_What you should do_
Find the word "JSON" in the material below and gather every line that contains it.

━━━━━━━━━━━━━━━━

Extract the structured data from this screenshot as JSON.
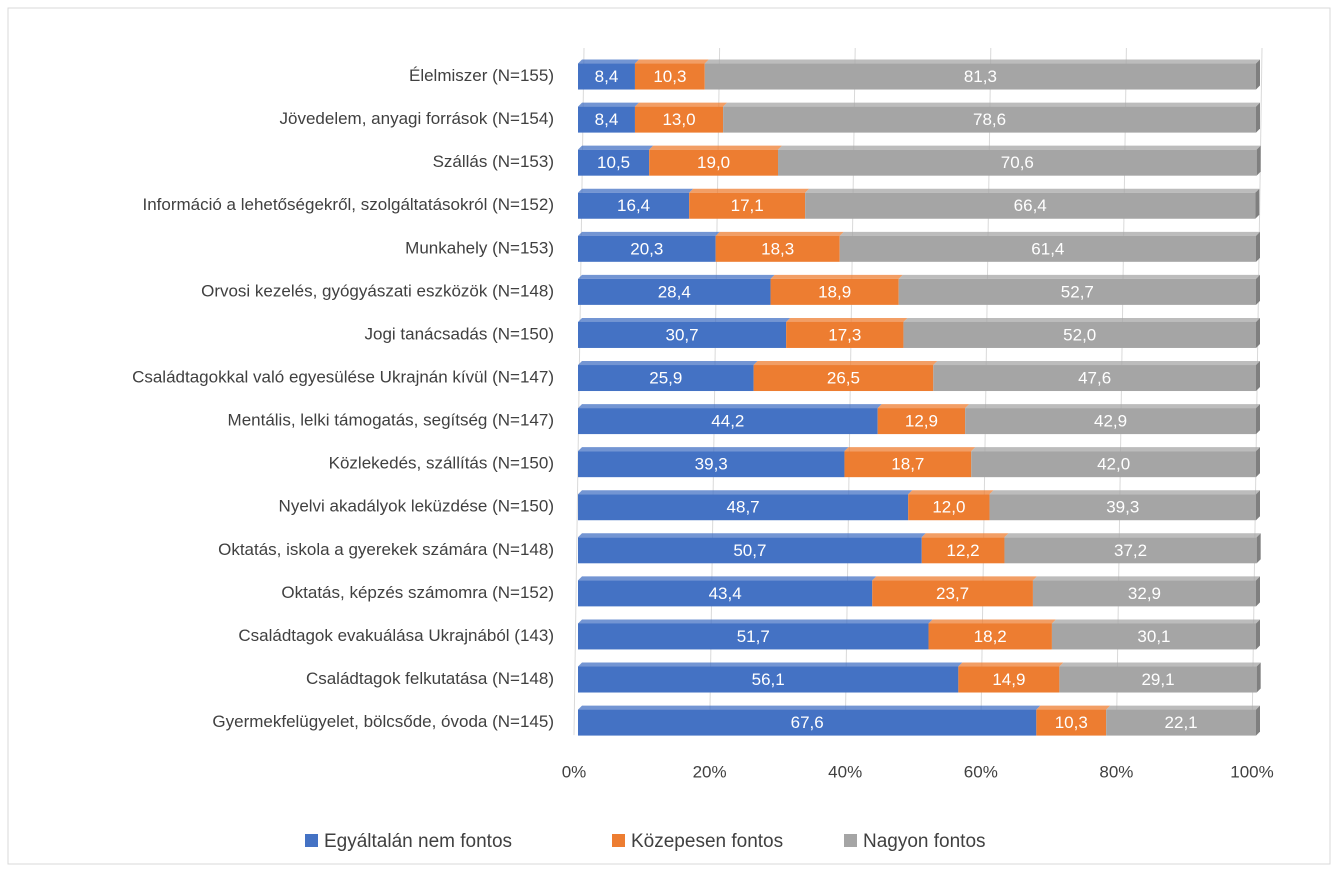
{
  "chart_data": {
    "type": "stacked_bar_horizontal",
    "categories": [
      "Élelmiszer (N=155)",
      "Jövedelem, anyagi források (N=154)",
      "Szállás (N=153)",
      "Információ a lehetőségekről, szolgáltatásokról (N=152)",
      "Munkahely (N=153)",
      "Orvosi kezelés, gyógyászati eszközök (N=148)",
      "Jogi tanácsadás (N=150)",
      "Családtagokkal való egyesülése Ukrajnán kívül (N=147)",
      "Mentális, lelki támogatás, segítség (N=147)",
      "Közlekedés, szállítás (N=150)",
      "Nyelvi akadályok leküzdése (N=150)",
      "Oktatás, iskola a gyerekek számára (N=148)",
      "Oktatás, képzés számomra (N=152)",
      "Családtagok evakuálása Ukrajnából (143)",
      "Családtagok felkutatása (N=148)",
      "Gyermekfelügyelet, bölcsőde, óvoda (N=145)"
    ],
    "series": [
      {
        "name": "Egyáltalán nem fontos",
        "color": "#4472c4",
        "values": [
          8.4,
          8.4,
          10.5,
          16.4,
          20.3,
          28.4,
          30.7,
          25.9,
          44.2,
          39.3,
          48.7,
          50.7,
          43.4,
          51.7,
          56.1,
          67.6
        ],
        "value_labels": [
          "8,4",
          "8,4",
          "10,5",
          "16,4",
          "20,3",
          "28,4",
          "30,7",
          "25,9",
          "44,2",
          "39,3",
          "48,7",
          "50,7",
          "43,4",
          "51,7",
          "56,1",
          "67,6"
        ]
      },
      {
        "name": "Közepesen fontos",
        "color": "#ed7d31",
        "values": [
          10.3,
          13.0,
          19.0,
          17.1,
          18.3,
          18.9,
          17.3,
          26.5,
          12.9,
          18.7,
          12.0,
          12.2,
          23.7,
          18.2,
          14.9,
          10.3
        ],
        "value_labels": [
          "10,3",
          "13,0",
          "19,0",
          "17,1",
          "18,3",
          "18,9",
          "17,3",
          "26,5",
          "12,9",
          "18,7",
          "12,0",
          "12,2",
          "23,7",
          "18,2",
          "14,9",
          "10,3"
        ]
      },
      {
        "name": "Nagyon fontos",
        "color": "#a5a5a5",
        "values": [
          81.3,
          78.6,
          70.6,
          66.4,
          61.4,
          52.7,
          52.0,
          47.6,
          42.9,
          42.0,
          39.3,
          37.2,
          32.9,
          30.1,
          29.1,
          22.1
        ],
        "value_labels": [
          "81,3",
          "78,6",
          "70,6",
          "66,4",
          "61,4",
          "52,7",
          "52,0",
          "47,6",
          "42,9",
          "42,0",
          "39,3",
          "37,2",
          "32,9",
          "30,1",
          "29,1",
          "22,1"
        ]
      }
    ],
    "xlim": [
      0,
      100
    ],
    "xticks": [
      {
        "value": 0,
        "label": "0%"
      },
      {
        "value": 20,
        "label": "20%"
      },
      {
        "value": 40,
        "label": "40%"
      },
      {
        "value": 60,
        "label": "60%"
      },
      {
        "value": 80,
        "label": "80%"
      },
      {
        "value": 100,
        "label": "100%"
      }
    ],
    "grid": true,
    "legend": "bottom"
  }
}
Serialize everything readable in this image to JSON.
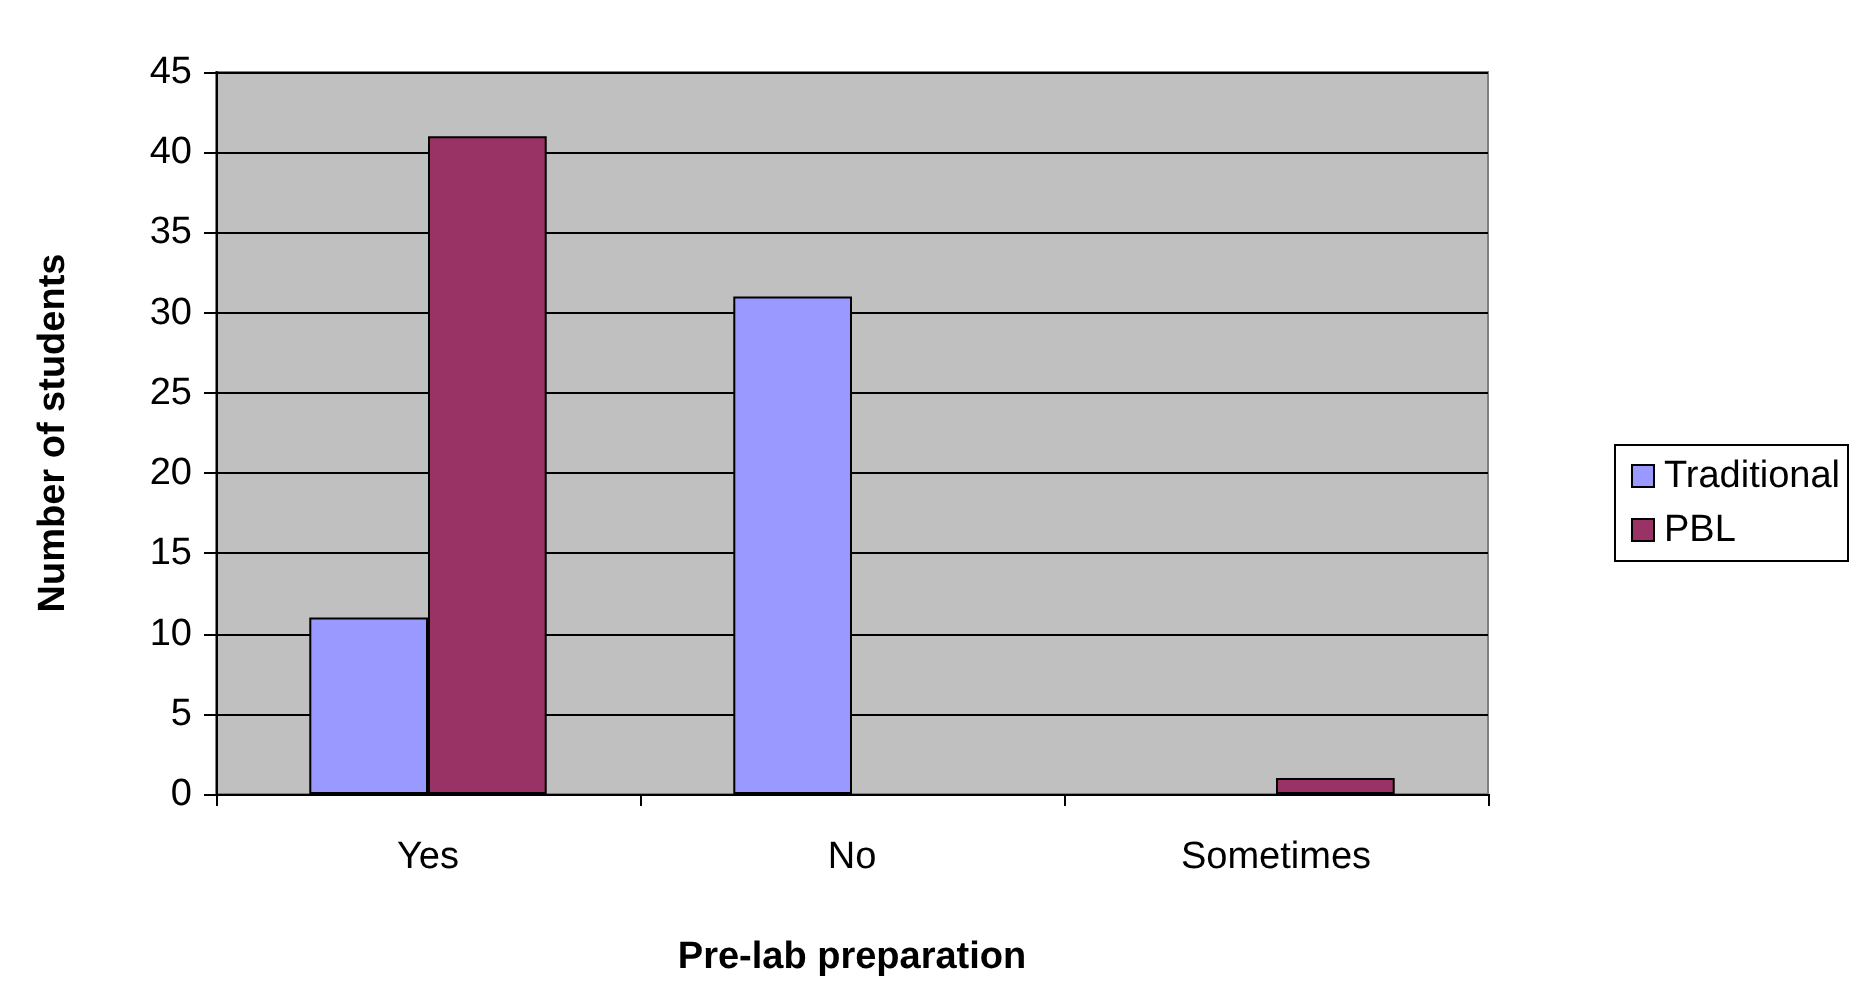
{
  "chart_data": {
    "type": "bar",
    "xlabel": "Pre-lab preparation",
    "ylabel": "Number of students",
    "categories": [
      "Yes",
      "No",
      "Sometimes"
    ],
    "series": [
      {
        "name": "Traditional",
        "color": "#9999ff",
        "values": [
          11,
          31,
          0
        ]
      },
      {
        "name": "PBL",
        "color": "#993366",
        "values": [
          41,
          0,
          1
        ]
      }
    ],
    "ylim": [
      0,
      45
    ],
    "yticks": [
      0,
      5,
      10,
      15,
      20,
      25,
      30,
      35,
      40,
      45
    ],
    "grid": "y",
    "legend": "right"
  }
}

━━━━━━━━━━━━━━━━

_The answer_
Extract the structured data from this screenshot as JSON.
Serialize everything readable in this image to JSON.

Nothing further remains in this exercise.